◆ SET EXERCISE ◆
Find the string "this" in the records. Copy every line it appears in.

◆ INPUT ◆

|---|

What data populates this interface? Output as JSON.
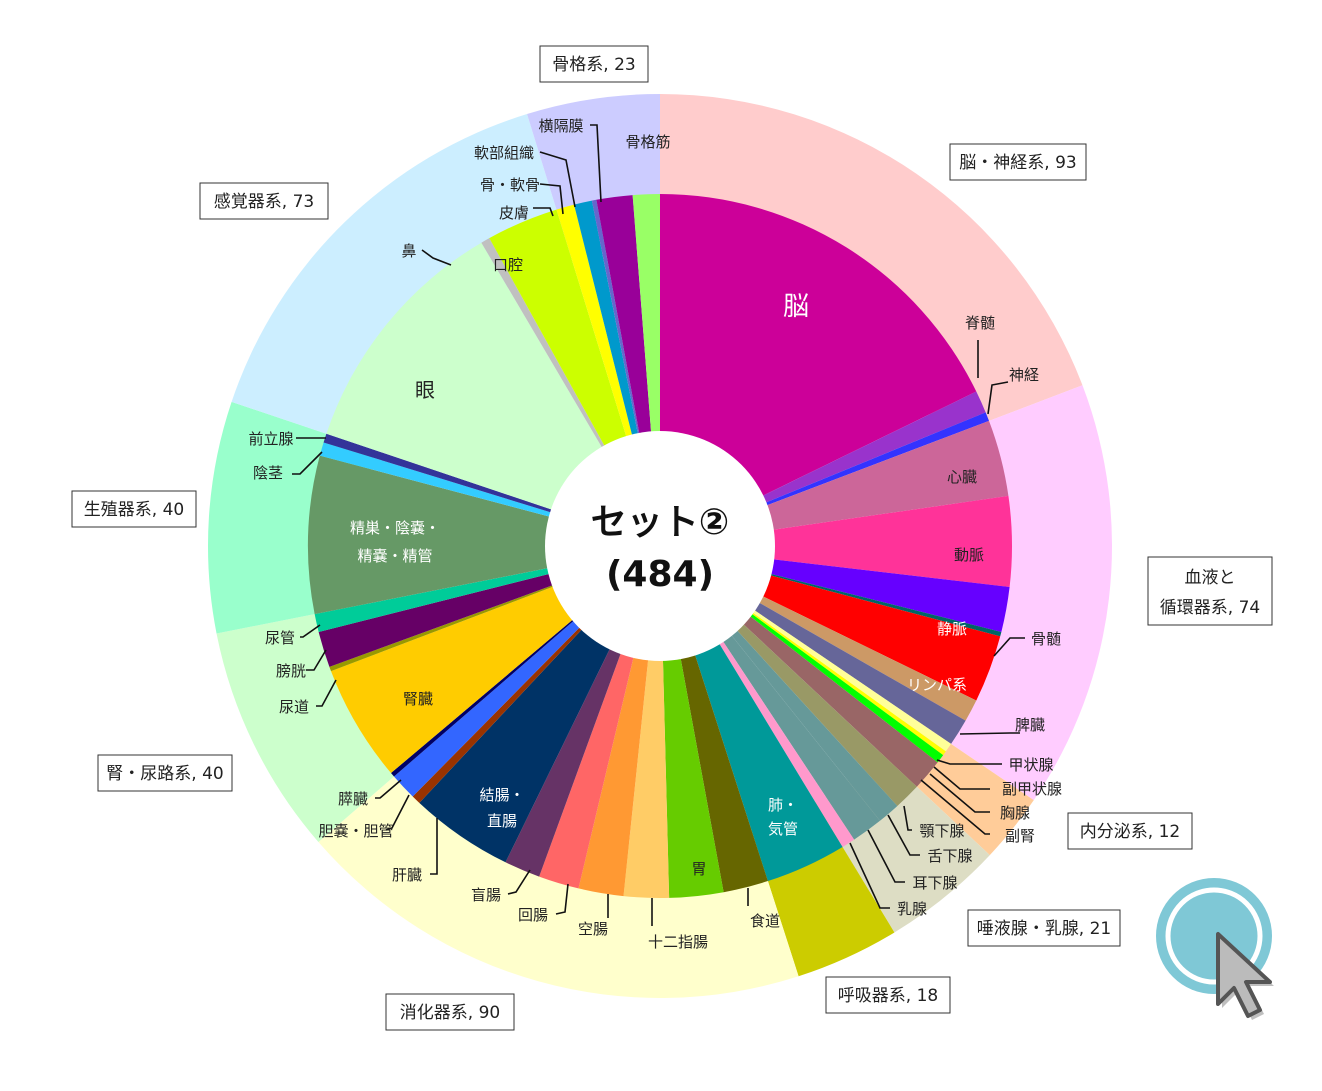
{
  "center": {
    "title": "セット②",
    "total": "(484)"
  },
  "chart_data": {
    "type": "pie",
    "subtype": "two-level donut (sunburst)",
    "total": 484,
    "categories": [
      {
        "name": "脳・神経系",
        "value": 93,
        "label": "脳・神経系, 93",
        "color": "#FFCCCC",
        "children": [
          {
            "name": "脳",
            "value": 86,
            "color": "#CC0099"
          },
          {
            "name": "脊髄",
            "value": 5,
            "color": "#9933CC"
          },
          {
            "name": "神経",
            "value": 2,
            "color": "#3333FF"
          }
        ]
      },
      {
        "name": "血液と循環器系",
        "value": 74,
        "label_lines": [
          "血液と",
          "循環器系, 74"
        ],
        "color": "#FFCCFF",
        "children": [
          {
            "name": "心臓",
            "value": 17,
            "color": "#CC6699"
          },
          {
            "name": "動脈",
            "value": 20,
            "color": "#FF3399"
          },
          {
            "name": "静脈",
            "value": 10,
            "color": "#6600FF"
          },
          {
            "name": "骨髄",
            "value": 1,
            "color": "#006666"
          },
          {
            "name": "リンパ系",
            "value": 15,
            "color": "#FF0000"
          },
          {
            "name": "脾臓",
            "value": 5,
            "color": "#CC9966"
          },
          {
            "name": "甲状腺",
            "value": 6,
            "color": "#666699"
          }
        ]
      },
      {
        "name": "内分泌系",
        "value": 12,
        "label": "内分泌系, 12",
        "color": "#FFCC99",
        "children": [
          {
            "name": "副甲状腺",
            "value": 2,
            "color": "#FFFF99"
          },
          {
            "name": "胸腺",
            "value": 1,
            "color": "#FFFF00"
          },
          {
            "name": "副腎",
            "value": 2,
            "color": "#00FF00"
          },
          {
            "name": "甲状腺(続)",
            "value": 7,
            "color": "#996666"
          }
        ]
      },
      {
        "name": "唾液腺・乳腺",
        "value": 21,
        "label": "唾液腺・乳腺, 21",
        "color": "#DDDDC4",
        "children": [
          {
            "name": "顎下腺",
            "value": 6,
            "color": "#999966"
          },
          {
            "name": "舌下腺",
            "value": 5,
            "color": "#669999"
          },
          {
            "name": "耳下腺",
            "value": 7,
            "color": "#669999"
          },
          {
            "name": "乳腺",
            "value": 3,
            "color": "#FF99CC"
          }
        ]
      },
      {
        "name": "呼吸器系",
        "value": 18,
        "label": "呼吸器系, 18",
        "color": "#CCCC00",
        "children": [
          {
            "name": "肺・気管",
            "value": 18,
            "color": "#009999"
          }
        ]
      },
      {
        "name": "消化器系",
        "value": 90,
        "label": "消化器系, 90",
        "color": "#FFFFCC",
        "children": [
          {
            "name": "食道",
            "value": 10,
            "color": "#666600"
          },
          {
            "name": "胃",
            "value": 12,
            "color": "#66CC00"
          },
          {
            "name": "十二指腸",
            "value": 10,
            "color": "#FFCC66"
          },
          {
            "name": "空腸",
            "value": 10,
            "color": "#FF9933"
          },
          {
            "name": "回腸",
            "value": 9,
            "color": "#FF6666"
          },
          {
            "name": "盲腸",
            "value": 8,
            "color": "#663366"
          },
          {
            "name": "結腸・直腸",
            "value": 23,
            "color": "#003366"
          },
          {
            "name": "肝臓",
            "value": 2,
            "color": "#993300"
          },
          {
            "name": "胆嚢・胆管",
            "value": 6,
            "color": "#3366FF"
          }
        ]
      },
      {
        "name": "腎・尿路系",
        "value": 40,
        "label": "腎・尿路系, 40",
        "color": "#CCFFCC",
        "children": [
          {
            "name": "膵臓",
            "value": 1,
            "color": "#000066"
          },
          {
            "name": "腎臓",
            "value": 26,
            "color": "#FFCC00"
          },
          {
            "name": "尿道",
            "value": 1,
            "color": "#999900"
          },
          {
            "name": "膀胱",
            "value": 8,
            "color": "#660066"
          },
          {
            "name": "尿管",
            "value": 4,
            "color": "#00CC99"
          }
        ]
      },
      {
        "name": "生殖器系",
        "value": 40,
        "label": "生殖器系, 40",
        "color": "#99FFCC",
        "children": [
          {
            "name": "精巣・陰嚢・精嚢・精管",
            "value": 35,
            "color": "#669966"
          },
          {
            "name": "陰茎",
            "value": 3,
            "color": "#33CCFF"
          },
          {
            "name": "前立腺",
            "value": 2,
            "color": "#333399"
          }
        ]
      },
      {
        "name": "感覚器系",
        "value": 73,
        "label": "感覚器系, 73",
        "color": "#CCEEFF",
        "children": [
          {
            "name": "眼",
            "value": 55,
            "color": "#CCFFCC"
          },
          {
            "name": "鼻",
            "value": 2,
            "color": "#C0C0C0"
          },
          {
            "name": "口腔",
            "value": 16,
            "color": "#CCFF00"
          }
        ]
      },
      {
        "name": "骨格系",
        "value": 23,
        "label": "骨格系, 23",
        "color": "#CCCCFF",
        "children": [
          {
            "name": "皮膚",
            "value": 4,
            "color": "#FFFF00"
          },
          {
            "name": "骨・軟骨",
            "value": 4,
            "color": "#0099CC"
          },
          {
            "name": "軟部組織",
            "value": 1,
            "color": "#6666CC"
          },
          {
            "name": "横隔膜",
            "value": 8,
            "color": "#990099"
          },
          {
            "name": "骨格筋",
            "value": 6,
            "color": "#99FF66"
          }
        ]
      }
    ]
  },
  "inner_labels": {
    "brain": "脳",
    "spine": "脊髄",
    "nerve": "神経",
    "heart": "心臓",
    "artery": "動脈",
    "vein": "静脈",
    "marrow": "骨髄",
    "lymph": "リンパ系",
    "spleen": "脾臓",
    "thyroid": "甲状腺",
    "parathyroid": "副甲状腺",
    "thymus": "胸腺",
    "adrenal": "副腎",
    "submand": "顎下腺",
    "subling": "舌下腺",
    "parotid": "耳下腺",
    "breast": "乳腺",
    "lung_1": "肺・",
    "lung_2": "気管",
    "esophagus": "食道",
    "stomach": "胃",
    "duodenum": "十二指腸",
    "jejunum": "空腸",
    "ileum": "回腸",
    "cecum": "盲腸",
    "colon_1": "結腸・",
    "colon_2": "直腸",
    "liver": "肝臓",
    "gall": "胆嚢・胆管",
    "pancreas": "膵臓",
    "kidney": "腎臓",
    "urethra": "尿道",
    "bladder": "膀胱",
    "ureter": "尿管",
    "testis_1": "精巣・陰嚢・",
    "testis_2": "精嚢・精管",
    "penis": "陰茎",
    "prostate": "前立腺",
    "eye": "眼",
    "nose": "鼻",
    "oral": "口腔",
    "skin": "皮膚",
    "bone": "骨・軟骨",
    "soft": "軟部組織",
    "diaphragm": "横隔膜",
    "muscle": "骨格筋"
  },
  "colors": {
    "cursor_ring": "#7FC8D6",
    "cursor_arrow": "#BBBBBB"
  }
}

|---|

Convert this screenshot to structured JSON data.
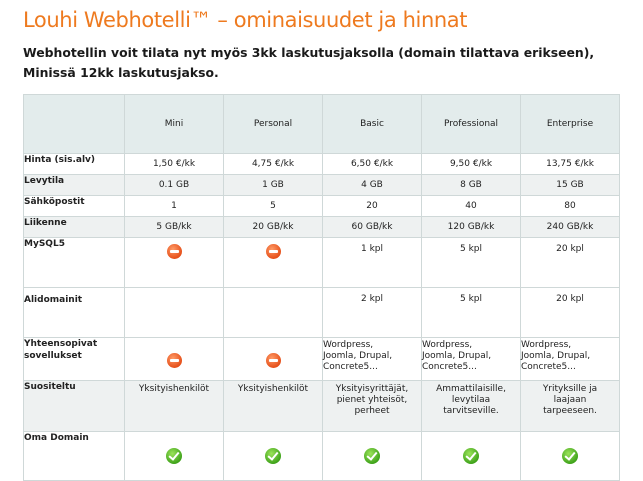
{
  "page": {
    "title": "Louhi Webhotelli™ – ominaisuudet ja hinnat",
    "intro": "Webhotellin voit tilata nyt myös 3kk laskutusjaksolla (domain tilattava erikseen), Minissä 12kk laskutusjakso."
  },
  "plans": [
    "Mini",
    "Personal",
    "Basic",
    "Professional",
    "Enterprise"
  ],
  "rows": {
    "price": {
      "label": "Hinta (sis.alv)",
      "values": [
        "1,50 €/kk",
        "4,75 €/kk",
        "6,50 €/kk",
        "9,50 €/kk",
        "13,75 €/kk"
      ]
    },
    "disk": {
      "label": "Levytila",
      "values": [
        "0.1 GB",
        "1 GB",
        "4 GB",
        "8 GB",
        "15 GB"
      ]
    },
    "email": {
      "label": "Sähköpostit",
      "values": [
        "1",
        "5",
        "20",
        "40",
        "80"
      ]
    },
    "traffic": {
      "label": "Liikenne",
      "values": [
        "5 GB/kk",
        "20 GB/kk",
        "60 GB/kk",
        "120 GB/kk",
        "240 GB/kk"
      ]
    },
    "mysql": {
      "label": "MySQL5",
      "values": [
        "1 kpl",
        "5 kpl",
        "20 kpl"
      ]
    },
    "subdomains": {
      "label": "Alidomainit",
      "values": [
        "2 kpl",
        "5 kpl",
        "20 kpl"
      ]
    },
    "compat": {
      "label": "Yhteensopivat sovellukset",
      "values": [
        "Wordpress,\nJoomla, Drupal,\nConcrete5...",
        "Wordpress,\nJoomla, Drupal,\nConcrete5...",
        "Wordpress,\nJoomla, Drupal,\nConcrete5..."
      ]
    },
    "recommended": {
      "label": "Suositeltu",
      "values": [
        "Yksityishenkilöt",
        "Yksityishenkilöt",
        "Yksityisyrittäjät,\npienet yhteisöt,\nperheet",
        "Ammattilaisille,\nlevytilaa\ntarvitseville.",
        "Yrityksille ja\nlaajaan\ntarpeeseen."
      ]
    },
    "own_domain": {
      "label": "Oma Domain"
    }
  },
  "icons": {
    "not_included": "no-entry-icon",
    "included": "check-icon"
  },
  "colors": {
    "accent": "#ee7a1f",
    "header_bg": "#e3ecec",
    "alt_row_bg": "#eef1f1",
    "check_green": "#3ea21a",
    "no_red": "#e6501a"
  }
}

|---|

◆ TASK RESPONSE ◆
What data populates this interface? Output as JSON.
Convert this screenshot to structured JSON data.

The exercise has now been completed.